Apparently Secure (NatureServe)
Scientific classification

Trillium sessile, known as toadshade, sessile trillium, sessile-flowered wake-robin, and toad trillium, is a perennial spring wildflower native to the central part of the eastern United States and the Ozarks. Toadshade can be distinguished from other Trillium species by its single, foul smelling, stalkless, flower nestled in the middle of its three bracts. The bracts are sometimes, but not always mottled with shades of light and dark green. The specific epithet comes from the Latin word sessilis which means low sitting, referring to its stalkless flower.


Trillium sessile has three oval to nearly circular bracts, up to 10 cm (3.9 in) long and 8 cm (3.1 in) across. The bracts are green or sometimes bluish, typically with mottling which fades as the flower matures. Each flower has three sepals and three petals. The petals are typically maroon or brownish, sometimes green or yellowish green, up to 3.5 cm (1.4 in) long and 2 cm (0.79 in) broad. It flowers between May and June. This plant is clump forming from a thick rhizome. The above ground parts of the plant die back by mid-summer, but may persist longer in areas that do not completely dry out.


Trillium sessile Tennessee
Population with yellow-green petals

Uncommon, green flowered forms of this plant are sometimes classified as Trillium sessile f. viridiflorum Beyer. As of April 2020, Kew's Plants of the World Online accepts no infraspecific taxa for Trillium sessile.

Complete the following
1: According to the Trillium sessile passage, what Latin word is the specific epithet taken from?
2: List every common name that the Trillium sessile passage gives for the plant.
3: Carry on writing the Trillium sessile passage from the point where it ends.
The entries have nothing to do with the Trillium sessile passage.

Information given
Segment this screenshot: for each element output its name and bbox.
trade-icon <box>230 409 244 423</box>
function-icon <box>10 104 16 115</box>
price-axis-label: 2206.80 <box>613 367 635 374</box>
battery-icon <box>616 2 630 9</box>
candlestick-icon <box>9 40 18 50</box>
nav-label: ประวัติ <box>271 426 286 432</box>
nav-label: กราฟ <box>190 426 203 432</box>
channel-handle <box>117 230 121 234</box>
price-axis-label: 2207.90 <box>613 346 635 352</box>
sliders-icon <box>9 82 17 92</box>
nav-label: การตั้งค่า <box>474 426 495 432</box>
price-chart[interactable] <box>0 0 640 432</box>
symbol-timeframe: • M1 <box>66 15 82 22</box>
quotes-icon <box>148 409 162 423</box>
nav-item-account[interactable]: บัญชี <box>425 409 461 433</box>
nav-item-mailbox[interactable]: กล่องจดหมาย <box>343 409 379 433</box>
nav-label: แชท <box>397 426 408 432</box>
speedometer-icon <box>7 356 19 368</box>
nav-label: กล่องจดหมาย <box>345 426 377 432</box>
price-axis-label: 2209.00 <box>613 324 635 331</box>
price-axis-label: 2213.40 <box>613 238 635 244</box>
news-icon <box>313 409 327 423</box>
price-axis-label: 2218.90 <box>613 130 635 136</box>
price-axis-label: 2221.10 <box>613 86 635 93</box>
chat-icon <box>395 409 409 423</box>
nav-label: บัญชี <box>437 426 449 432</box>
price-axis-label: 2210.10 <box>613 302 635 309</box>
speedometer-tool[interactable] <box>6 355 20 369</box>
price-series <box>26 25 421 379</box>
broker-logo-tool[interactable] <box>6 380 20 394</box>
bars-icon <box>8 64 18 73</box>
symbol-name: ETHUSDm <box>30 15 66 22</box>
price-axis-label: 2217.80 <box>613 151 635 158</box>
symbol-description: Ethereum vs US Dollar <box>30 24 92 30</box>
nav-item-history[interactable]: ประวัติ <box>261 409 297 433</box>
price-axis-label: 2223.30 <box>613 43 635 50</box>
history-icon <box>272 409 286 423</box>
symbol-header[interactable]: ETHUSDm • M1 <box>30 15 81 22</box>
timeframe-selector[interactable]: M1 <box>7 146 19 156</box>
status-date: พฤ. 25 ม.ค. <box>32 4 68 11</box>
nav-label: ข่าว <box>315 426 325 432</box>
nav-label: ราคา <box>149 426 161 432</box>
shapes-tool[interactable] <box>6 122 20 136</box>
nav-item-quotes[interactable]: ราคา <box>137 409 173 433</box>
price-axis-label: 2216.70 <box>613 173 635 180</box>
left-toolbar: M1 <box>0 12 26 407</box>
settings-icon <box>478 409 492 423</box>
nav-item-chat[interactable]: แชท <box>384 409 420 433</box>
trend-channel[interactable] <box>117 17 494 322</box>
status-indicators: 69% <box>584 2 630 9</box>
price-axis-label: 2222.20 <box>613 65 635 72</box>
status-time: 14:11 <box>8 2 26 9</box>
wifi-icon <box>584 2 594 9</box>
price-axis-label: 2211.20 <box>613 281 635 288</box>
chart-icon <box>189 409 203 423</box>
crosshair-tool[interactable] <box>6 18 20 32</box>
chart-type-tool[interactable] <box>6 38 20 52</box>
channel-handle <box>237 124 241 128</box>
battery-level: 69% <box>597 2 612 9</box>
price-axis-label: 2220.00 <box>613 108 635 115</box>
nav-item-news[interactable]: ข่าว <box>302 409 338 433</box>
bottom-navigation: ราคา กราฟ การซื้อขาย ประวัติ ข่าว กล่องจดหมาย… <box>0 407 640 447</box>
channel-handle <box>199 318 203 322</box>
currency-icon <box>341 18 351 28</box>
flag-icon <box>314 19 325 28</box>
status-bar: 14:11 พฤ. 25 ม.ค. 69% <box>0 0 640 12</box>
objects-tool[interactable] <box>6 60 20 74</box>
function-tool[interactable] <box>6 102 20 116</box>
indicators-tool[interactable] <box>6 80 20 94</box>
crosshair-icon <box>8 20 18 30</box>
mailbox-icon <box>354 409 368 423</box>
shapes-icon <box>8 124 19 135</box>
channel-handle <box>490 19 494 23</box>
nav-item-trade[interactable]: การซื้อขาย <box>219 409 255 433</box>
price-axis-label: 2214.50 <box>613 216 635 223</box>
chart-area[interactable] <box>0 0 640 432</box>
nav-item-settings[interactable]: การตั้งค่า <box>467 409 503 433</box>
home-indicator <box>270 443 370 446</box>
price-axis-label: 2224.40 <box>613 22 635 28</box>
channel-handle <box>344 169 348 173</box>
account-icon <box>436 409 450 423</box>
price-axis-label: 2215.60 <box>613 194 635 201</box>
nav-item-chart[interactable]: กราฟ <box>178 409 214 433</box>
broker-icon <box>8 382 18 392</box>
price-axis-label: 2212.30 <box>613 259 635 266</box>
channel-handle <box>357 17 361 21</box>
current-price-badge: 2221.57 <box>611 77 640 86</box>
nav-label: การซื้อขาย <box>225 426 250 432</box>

Answers by item number
1: It comes from sessilis, which means low sitting.

2: toadshade, sessile trillium, sessile-flowered wake-robin, toad trillium

3:
The term Trillium sessile var. luteum used by some nurseries may cause confusion, since this is an older synonym for Trillium luteum, not of T. sessile.


Trillium sessile is most common in rich, moist woods but also can be found in limestone woods, flood plains, and along fence rows. It is persistent under light pasturing. The foul smelling flowers attract its primary pollinators, flies and beetles. The seeds have an elaiosome which attracts ants and wasps such as Vespula species. This fatty appendage increases the range of seed dispersal.


Toadshade is listed as state threatened in Michigan and state endangered in New York; both states are on the northern edge of its range. It is threatened by habitat fragmentation, deer browse, and invasive species such as Amur honeysuckle (Lonicera maackii) and wild boar (Sus scrofa).


Although some accounts indicate that the cooked greens of this plant may be edible as an emergency food, the entire plant, and especially the root, is known to induce vomiting. The fruit is considered a suspected poison.

Trillium sessile has been used medicinally to treat tumors. T. sessile is sometimes cited as having been used as a poultice for boils and as a panacea-like decoction, but this is doubtful as it is attributed to Native American tribes (the Yuki and Wailaki) of California, where this plant is not known to occur.

This plant is sometimes used in woodland wildflower gardens. Like many trilliums, T. sessile often does not transplant successfully from the wild.